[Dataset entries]

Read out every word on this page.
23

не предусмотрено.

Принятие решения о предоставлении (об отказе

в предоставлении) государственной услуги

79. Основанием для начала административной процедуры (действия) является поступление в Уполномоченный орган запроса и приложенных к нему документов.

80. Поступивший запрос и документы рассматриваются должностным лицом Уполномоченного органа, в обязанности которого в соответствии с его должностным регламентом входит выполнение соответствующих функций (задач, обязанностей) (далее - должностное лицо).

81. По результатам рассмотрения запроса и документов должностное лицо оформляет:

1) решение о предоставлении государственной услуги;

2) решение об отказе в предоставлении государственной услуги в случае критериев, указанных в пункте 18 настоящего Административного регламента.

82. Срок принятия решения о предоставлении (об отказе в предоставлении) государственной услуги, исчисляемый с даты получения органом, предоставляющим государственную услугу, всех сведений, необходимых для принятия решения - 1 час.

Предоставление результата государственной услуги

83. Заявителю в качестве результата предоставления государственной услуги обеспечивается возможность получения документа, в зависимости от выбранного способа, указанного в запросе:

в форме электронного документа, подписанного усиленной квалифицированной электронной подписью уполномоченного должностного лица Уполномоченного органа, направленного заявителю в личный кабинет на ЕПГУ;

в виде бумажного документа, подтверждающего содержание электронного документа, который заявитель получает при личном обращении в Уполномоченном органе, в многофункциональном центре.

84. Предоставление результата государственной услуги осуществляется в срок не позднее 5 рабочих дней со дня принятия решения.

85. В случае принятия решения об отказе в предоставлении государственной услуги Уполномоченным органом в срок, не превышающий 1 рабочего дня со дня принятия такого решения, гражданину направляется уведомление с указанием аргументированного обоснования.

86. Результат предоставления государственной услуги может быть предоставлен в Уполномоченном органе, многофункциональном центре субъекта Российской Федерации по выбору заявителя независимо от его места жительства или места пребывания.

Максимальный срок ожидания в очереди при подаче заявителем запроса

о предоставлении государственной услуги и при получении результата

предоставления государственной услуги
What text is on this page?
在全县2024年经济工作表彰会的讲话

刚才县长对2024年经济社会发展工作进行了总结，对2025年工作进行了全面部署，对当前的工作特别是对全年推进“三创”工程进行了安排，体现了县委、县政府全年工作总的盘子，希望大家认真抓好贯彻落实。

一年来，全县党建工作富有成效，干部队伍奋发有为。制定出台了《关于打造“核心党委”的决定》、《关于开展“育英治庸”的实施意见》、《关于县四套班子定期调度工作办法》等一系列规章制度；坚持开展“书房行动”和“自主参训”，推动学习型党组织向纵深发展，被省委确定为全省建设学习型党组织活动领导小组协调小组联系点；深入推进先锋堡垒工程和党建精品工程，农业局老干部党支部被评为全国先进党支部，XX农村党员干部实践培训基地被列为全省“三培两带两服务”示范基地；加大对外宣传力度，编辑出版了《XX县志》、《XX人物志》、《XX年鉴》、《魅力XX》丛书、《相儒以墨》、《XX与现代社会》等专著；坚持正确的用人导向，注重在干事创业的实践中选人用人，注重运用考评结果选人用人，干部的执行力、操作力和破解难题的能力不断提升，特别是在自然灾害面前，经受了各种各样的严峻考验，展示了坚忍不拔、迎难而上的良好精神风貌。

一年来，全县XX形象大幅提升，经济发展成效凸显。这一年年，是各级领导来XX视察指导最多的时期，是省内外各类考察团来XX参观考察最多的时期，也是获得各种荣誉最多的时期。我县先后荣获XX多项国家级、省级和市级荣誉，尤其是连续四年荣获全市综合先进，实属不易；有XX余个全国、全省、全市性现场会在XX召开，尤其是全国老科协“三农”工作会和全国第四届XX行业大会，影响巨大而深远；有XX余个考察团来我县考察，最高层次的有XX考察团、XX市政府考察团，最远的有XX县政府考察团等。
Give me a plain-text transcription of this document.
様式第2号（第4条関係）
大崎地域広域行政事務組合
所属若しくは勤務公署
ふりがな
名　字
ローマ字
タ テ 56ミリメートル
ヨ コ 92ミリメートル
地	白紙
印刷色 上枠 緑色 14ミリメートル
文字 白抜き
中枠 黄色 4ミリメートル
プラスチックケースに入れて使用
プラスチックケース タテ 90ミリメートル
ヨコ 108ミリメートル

Exercise goal: Print every line of the records exactly. Omit nothing.

Task result:
Read out every word on this page.
23

не предусмотрено.

Принятие решения о предоставлении (об отказе

в предоставлении) государственной услуги

79. Основанием для начала административной процедуры (действия) является поступление в Уполномоченный орган запроса и приложенных к нему документов.

80. Поступивший запрос и документы рассматриваются должностным лицом Уполномоченного органа, в обязанности которого в соответствии с его должностным регламентом входит выполнение соответствующих функций (задач, обязанностей) (далее - должностное лицо).

81. По результатам рассмотрения запроса и документов должностное лицо оформляет:

1) решение о предоставлении государственной услуги;

2) решение об отказе в предоставлении государственной услуги в случае критериев, указанных в пункте 18 настоящего Административного регламента.

82. Срок принятия решения о предоставлении (об отказе в предоставлении) государственной услуги, исчисляемый с даты получения органом, предоставляющим государственную услугу, всех сведений, необходимых для принятия решения - 1 час.

Предоставление результата государственной услуги

83. Заявителю в качестве результата предоставления государственной услуги обеспечивается возможность получения документа, в зависимости от выбранного способа, указанного в запросе:

в форме электронного документа, подписанного усиленной квалифицированной электронной подписью уполномоченного должностного лица Уполномоченного органа, направленного заявителю в личный кабинет на ЕПГУ;

в виде бумажного документа, подтверждающего содержание электронного документа, который заявитель получает при личном обращении в Уполномоченном органе, в многофункциональном центре.

84. Предоставление результата государственной услуги осуществляется в срок не позднее 5 рабочих дней со дня принятия решения.

85. В случае принятия решения об отказе в предоставлении государственной услуги Уполномоченным органом в срок, не превышающий 1 рабочего дня со дня принятия такого решения, гражданину направляется уведомление с указанием аргументированного обоснования.

86. Результат предоставления государственной услуги может быть предоставлен в Уполномоченном органе, многофункциональном центре субъекта Российской Федерации по выбору заявителя независимо от его места жительства или места пребывания.

Максимальный срок ожидания в очереди при подаче заявителем запроса

о предоставлении государственной услуги и при получении результата

предоставления государственной услуги
What text is on this page?
在全县2024年经济工作表彰会的讲话

刚才县长对2024年经济社会发展工作进行了总结，对2025年工作进行了全面部署，对当前的工作特别是对全年推进“三创”工程进行了安排，体现了县委、县政府全年工作总的盘子，希望大家认真抓好贯彻落实。

一年来，全县党建工作富有成效，干部队伍奋发有为。制定出台了《关于打造“核心党委”的决定》、《关于开展“育英治庸”的实施意见》、《关于县四套班子定期调度工作办法》等一系列规章制度；坚持开展“书房行动”和“自主参训”，推动学习型党组织向纵深发展，被省委确定为全省建设学习型党组织活动领导小组协调小组联系点；深入推进先锋堡垒工程和党建精品工程，农业局老干部党支部被评为全国先进党支部，XX农村党员干部实践培训基地被列为全省“三培两带两服务”示范基地；加大对外宣传力度，编辑出版了《XX县志》、《XX人物志》、《XX年鉴》、《魅力XX》丛书、《相儒以墨》、《XX与现代社会》等专著；坚持正确的用人导向，注重在干事创业的实践中选人用人，注重运用考评结果选人用人，干部的执行力、操作力和破解难题的能力不断提升，特别是在自然灾害面前，经受了各种各样的严峻考验，展示了坚忍不拔、迎难而上的良好精神风貌。

一年来，全县XX形象大幅提升，经济发展成效凸显。这一年年，是各级领导来XX视察指导最多的时期，是省内外各类考察团来XX参观考察最多的时期，也是获得各种荣誉最多的时期。我县先后荣获XX多项国家级、省级和市级荣誉，尤其是连续四年荣获全市综合先进，实属不易；有XX余个全国、全省、全市性现场会在XX召开，尤其是全国老科协“三农”工作会和全国第四届XX行业大会，影响巨大而深远；有XX余个考察团来我县考察，最高层次的有XX考察团、XX市政府考察团，最远的有XX县政府考察团等。
Give me a plain-text transcription of this document.
様式第2号（第4条関係）
大崎地域広域行政事務組合
所属若しくは勤務公署
ふりがな
名　字
ローマ字
タ テ 56ミリメートル
ヨ コ 92ミリメートル
地	白紙
印刷色 上枠 緑色 14ミリメートル
文字 白抜き
中枠 黄色 4ミリメートル
プラスチックケースに入れて使用
プラスチックケース タテ 90ミリメートル
ヨコ 108ミリメートル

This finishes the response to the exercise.